* [What to produce]:
Scan the data for lines with "Model" and report the count by itself.

Some records:
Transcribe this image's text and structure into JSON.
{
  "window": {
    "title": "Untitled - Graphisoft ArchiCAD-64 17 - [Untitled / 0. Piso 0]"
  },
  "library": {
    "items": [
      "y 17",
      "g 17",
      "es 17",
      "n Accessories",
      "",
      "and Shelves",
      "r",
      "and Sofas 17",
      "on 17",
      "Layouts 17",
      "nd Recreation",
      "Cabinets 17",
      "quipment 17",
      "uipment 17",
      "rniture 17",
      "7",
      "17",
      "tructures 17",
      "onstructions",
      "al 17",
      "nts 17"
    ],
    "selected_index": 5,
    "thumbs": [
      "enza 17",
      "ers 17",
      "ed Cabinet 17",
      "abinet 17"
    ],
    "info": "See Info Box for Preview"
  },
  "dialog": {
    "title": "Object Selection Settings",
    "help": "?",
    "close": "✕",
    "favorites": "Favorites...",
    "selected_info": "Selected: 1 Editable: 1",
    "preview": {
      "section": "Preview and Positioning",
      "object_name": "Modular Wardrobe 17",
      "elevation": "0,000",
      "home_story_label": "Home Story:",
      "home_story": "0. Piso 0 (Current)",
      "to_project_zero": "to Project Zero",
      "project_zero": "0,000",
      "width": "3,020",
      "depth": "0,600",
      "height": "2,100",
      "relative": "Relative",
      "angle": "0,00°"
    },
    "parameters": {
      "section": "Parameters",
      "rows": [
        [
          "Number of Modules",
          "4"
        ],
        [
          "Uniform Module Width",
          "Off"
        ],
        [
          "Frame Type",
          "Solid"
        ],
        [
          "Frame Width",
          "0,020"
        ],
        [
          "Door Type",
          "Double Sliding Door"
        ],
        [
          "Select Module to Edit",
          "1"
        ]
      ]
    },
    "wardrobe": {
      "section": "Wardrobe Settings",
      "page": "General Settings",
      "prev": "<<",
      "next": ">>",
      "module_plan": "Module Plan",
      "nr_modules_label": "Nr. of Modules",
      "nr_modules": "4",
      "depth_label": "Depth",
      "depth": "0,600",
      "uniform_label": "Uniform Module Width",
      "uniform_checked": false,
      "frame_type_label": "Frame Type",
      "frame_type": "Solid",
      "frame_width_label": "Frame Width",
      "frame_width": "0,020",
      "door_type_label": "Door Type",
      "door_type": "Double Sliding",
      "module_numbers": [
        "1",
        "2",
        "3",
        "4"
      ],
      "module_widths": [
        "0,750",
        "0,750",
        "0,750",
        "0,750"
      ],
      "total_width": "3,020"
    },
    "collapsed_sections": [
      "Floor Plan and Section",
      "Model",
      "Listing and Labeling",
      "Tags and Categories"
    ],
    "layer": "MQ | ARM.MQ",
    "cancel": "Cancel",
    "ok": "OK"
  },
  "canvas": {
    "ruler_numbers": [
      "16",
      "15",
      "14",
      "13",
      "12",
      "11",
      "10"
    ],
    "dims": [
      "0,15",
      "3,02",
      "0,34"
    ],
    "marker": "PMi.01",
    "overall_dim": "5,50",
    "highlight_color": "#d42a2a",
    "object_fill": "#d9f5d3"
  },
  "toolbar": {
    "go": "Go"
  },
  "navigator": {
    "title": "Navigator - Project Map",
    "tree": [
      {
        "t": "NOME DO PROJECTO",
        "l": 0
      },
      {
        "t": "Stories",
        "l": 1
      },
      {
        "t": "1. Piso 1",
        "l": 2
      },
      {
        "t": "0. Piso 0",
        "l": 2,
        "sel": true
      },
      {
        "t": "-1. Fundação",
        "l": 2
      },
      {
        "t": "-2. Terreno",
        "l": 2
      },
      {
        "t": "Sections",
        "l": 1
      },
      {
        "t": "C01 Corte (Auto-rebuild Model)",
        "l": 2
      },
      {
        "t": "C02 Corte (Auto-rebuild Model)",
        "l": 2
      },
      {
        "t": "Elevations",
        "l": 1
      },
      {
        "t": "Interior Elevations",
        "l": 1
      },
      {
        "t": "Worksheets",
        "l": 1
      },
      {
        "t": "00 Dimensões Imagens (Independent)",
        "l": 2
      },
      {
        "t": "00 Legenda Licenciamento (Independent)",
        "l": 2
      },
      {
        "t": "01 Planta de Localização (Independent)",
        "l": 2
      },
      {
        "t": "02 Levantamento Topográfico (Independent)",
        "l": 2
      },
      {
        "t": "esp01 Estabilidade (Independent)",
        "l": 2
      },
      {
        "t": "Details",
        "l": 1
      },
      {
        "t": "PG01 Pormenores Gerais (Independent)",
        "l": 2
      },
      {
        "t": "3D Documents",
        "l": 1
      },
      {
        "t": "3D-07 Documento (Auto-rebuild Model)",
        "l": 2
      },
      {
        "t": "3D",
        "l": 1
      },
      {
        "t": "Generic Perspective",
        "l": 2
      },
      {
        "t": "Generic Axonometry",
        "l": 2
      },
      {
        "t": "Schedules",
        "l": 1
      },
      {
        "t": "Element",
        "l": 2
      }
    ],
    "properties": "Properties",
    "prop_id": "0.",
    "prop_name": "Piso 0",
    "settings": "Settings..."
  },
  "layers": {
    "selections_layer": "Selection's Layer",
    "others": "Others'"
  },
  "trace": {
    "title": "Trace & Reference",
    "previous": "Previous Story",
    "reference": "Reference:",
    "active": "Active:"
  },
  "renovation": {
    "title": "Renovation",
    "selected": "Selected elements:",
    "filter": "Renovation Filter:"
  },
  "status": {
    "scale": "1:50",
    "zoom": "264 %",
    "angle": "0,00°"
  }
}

* [Written response]:
4